What you are asked to do: Output each entry that follows exactly. Images stay out.

Data section:
----------------
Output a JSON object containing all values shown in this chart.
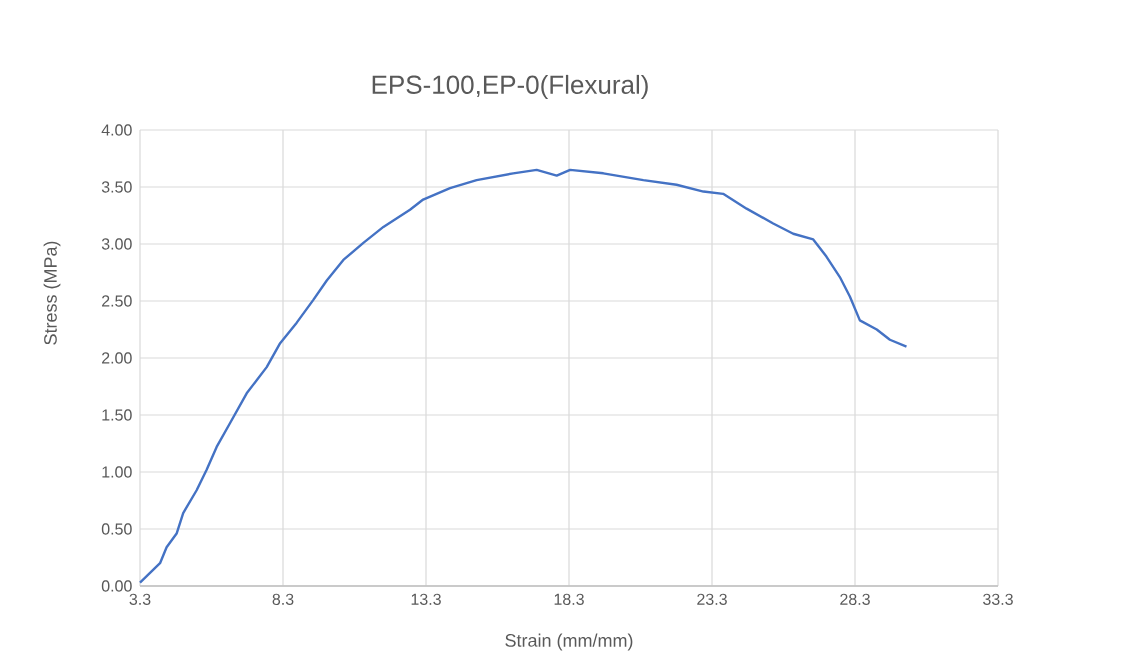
{
  "chart_data": {
    "type": "line",
    "title": "EPS-100,EP-0(Flexural)",
    "xlabel": "Strain (mm/mm)",
    "ylabel": "Stress (MPa)",
    "series": [
      {
        "color": "#4472c4",
        "x": [
          3.3,
          4.0,
          4.23,
          4.58,
          4.81,
          5.28,
          5.63,
          5.98,
          6.45,
          7.03,
          7.73,
          8.2,
          8.78,
          9.36,
          9.83,
          10.41,
          11.11,
          11.81,
          12.74,
          13.2,
          14.14,
          15.07,
          16.35,
          17.17,
          17.87,
          18.34,
          19.5,
          20.9,
          22.06,
          23.0,
          23.69,
          24.51,
          25.44,
          26.14,
          26.84,
          27.3,
          27.77,
          28.12,
          28.47,
          29.06,
          29.52,
          30.1
        ],
        "values": [
          0.03,
          0.2,
          0.34,
          0.46,
          0.64,
          0.84,
          1.02,
          1.22,
          1.43,
          1.69,
          1.92,
          2.13,
          2.31,
          2.51,
          2.68,
          2.86,
          3.01,
          3.15,
          3.3,
          3.39,
          3.49,
          3.56,
          3.62,
          3.65,
          3.6,
          3.65,
          3.62,
          3.56,
          3.52,
          3.46,
          3.44,
          3.31,
          3.18,
          3.09,
          3.04,
          2.89,
          2.71,
          2.54,
          2.33,
          2.25,
          2.16,
          2.1
        ]
      }
    ],
    "xlim": [
      3.3,
      33.3
    ],
    "xticks": [
      3.3,
      8.3,
      13.3,
      18.3,
      23.3,
      28.3,
      33.3
    ],
    "ylim": [
      0,
      4
    ],
    "yticks": [
      {
        "value": 0,
        "label": "0.00"
      },
      {
        "value": 0.5,
        "label": "0.50"
      },
      {
        "value": 1,
        "label": "1.00"
      },
      {
        "value": 1.5,
        "label": "1.50"
      },
      {
        "value": 2,
        "label": "2.00"
      },
      {
        "value": 2.5,
        "label": "2.50"
      },
      {
        "value": 3,
        "label": "3.00"
      },
      {
        "value": 3.5,
        "label": "3.50"
      },
      {
        "value": 4,
        "label": "4.00"
      }
    ],
    "grid": true,
    "marker": "none",
    "line_style": "solid"
  }
}
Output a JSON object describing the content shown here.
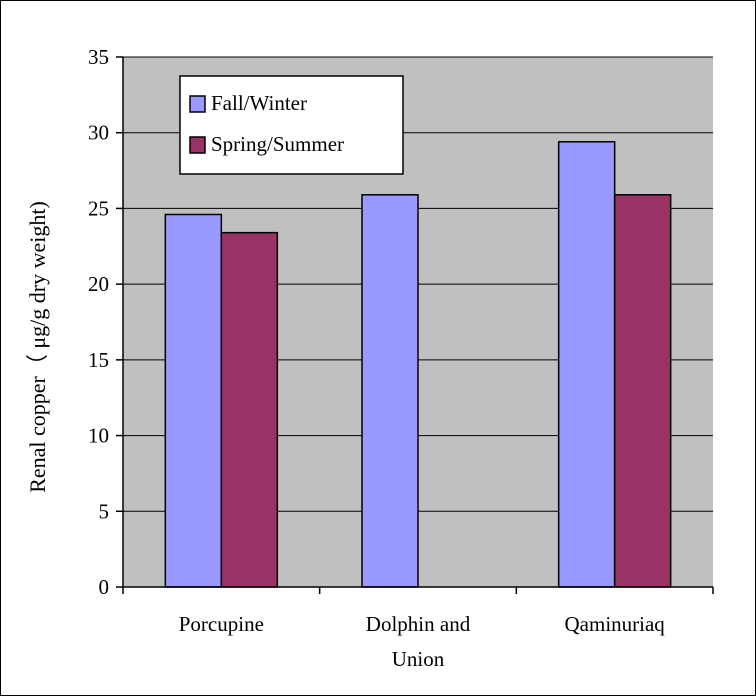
----------------
Problem solution:
Output a JSON object containing all values shown in this chart.
{
  "chart_data": {
    "type": "line",
    "title": "EPS-100,EP-0(Flexural)",
    "xlabel": "Strain (mm/mm)",
    "ylabel": "Stress (MPa)",
    "series": [
      {
        "color": "#4472c4",
        "x": [
          3.3,
          4.0,
          4.23,
          4.58,
          4.81,
          5.28,
          5.63,
          5.98,
          6.45,
          7.03,
          7.73,
          8.2,
          8.78,
          9.36,
          9.83,
          10.41,
          11.11,
          11.81,
          12.74,
          13.2,
          14.14,
          15.07,
          16.35,
          17.17,
          17.87,
          18.34,
          19.5,
          20.9,
          22.06,
          23.0,
          23.69,
          24.51,
          25.44,
          26.14,
          26.84,
          27.3,
          27.77,
          28.12,
          28.47,
          29.06,
          29.52,
          30.1
        ],
        "values": [
          0.03,
          0.2,
          0.34,
          0.46,
          0.64,
          0.84,
          1.02,
          1.22,
          1.43,
          1.69,
          1.92,
          2.13,
          2.31,
          2.51,
          2.68,
          2.86,
          3.01,
          3.15,
          3.3,
          3.39,
          3.49,
          3.56,
          3.62,
          3.65,
          3.6,
          3.65,
          3.62,
          3.56,
          3.52,
          3.46,
          3.44,
          3.31,
          3.18,
          3.09,
          3.04,
          2.89,
          2.71,
          2.54,
          2.33,
          2.25,
          2.16,
          2.1
        ]
      }
    ],
    "xlim": [
      3.3,
      33.3
    ],
    "xticks": [
      3.3,
      8.3,
      13.3,
      18.3,
      23.3,
      28.3,
      33.3
    ],
    "ylim": [
      0,
      4
    ],
    "yticks": [
      {
        "value": 0,
        "label": "0.00"
      },
      {
        "value": 0.5,
        "label": "0.50"
      },
      {
        "value": 1,
        "label": "1.00"
      },
      {
        "value": 1.5,
        "label": "1.50"
      },
      {
        "value": 2,
        "label": "2.00"
      },
      {
        "value": 2.5,
        "label": "2.50"
      },
      {
        "value": 3,
        "label": "3.00"
      },
      {
        "value": 3.5,
        "label": "3.50"
      },
      {
        "value": 4,
        "label": "4.00"
      }
    ],
    "grid": true,
    "marker": "none",
    "line_style": "solid"
  }
}
Output a JSON object describing the content shown here.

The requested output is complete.